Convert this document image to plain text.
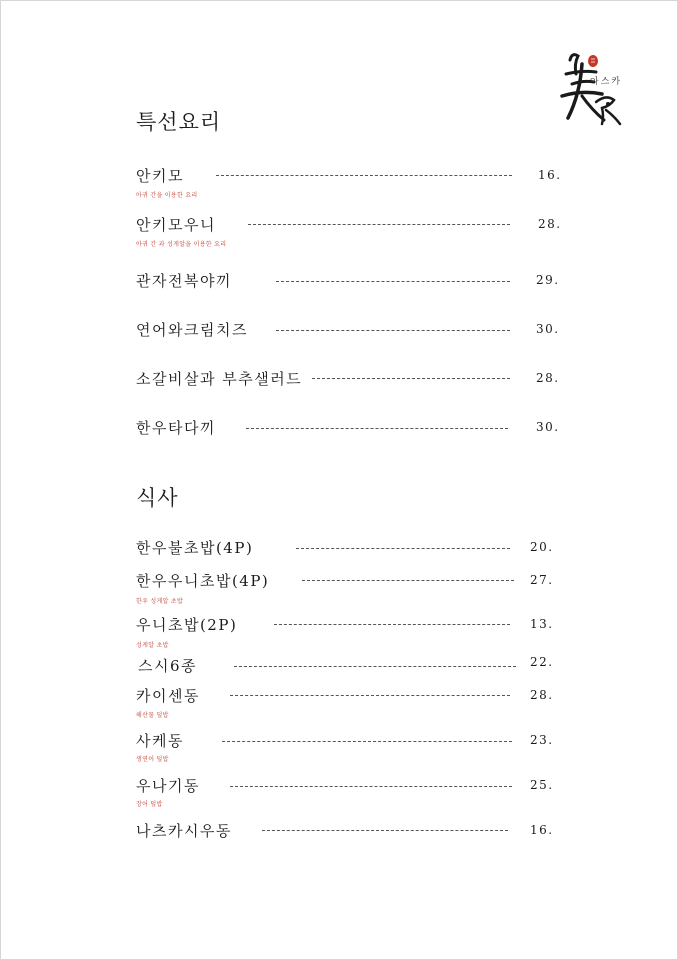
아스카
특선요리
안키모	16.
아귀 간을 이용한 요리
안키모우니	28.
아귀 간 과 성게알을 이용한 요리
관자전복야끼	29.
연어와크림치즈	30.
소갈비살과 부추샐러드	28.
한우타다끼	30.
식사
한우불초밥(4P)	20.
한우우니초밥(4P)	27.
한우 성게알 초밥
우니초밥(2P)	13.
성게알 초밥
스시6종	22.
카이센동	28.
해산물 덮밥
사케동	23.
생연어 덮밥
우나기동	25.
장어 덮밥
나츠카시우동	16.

_WHAT THIS TASK INVOLVES_
Omit each picture, then return all of the listing exactly as it stands.

_THE REPLY_
Convert this document image to plain text.
아스카
특선요리
안키모	16.
아귀 간을 이용한 요리
안키모우니	28.
아귀 간 과 성게알을 이용한 요리
관자전복야끼	29.
연어와크림치즈	30.
소갈비살과 부추샐러드	28.
한우타다끼	30.
식사
한우불초밥(4P)	20.
한우우니초밥(4P)	27.
한우 성게알 초밥
우니초밥(2P)	13.
성게알 초밥
스시6종	22.
카이센동	28.
해산물 덮밥
사케동	23.
생연어 덮밥
우나기동	25.
장어 덮밥
나츠카시우동	16.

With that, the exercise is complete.